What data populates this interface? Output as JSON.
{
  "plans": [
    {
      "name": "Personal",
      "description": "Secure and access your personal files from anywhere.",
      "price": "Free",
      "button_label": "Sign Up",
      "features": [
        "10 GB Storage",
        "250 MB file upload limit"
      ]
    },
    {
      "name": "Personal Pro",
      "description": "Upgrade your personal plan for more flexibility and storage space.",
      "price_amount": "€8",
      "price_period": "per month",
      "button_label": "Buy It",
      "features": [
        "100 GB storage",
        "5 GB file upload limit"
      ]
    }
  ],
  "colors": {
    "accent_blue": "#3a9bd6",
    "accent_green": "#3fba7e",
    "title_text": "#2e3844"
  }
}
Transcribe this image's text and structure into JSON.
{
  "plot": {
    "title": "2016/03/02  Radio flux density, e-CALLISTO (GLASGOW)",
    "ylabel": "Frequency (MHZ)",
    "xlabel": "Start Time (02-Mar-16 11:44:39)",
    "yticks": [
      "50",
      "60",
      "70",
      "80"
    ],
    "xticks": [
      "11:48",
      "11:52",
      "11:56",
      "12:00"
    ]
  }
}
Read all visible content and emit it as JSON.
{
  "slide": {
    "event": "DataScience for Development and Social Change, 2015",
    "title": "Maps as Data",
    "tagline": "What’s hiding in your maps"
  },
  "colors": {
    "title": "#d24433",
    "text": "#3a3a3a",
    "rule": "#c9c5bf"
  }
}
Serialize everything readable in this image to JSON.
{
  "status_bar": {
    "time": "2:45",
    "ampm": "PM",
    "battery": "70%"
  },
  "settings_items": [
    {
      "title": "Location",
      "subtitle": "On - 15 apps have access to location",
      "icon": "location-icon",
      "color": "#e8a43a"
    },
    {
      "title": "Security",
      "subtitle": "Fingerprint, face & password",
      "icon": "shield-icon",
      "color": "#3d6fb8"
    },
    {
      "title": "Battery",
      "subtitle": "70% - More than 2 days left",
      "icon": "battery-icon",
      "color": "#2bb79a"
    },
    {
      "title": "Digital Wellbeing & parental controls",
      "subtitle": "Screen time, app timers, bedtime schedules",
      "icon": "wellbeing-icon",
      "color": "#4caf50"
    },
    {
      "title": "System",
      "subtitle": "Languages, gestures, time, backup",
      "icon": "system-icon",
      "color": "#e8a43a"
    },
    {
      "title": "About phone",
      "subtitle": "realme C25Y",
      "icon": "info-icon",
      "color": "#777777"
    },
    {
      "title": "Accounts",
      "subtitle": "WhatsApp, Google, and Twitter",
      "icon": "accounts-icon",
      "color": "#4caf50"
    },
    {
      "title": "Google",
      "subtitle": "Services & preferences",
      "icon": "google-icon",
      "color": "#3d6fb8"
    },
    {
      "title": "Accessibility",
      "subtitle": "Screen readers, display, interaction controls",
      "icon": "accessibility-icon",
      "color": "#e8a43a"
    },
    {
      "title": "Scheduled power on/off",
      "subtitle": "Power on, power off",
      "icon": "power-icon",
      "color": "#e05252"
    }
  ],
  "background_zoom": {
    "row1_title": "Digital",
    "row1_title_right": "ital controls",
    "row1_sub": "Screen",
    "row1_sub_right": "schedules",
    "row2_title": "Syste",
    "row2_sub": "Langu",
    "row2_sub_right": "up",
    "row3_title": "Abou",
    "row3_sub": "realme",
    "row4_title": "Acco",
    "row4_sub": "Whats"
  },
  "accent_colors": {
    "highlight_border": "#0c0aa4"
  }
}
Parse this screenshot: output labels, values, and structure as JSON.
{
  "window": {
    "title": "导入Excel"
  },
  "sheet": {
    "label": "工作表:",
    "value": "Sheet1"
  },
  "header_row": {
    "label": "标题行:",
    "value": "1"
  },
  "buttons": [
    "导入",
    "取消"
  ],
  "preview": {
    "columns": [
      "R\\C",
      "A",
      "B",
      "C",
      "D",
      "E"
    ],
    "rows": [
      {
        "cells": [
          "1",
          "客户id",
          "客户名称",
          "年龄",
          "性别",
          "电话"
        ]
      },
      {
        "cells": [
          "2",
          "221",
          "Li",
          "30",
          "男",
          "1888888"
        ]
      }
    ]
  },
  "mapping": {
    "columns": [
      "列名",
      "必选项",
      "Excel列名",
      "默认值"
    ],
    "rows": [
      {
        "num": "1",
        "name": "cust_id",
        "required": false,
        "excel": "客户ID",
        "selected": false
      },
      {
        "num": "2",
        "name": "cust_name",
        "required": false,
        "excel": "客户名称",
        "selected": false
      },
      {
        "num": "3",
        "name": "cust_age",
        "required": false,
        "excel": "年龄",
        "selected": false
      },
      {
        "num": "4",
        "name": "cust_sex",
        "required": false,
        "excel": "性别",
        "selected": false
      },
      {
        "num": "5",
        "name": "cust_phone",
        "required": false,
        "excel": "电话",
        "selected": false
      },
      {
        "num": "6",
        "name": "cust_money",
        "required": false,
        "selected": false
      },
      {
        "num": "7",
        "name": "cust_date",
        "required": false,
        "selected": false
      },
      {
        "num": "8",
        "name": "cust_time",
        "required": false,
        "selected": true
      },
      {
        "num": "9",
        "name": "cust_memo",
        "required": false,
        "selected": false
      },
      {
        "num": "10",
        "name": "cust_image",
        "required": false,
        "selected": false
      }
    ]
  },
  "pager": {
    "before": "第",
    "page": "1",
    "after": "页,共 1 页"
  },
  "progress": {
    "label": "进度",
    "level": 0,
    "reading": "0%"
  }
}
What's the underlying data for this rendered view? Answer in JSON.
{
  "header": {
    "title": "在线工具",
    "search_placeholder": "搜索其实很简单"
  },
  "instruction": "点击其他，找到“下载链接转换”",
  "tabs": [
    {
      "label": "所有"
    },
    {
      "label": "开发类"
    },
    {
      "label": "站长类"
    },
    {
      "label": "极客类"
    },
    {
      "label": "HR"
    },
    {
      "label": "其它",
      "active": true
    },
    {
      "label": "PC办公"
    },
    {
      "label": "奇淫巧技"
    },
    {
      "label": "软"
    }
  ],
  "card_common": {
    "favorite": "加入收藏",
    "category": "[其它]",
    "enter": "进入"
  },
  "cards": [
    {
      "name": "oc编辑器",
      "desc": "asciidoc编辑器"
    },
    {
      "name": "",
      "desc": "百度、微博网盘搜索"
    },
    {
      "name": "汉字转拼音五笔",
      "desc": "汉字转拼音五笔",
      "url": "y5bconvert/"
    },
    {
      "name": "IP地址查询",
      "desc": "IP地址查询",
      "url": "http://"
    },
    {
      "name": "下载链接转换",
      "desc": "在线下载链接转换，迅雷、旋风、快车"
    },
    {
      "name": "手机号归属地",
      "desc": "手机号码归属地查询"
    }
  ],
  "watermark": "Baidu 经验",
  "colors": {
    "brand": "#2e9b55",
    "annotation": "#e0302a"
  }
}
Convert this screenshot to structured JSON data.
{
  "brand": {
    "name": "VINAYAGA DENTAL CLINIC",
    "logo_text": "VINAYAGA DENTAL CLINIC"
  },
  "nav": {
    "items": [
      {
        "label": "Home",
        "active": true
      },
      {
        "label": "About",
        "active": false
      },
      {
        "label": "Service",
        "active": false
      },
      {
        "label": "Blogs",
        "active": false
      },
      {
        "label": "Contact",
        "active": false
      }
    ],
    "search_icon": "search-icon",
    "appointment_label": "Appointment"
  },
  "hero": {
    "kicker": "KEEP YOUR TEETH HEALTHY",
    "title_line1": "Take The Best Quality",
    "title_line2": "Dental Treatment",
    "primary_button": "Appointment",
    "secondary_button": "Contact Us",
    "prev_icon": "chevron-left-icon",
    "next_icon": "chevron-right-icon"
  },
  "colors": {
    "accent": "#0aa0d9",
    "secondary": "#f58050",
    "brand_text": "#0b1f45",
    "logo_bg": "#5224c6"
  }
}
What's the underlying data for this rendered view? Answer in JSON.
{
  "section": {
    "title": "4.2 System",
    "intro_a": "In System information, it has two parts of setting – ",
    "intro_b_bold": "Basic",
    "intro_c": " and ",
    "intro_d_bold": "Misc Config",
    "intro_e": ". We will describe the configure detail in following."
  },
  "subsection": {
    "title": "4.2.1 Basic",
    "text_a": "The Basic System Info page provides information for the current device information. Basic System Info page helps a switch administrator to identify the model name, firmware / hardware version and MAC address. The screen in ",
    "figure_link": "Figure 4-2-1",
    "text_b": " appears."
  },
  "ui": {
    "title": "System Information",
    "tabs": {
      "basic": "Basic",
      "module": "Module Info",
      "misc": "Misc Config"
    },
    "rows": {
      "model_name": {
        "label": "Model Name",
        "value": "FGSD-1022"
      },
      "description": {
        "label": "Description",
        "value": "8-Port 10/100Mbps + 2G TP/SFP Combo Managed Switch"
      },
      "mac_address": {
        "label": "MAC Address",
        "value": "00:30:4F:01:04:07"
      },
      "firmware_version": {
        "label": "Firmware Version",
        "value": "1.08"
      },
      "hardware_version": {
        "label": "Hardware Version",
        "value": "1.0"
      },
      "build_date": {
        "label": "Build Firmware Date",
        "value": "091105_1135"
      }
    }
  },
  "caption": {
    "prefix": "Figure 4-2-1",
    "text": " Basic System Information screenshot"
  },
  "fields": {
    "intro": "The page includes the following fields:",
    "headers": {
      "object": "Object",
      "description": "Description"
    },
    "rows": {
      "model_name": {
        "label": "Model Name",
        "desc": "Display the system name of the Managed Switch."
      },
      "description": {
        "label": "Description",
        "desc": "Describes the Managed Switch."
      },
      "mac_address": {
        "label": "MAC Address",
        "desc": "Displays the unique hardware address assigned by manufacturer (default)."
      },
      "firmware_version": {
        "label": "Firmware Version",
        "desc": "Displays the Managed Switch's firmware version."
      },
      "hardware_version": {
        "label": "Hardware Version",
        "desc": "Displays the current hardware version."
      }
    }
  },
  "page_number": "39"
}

=======

Task statement.
Gather each line of the listing containing the word "following" and show it.

Response.
    "intro_e": ". We will describe the configure detail in following."
    "intro": "The page includes the following fields:",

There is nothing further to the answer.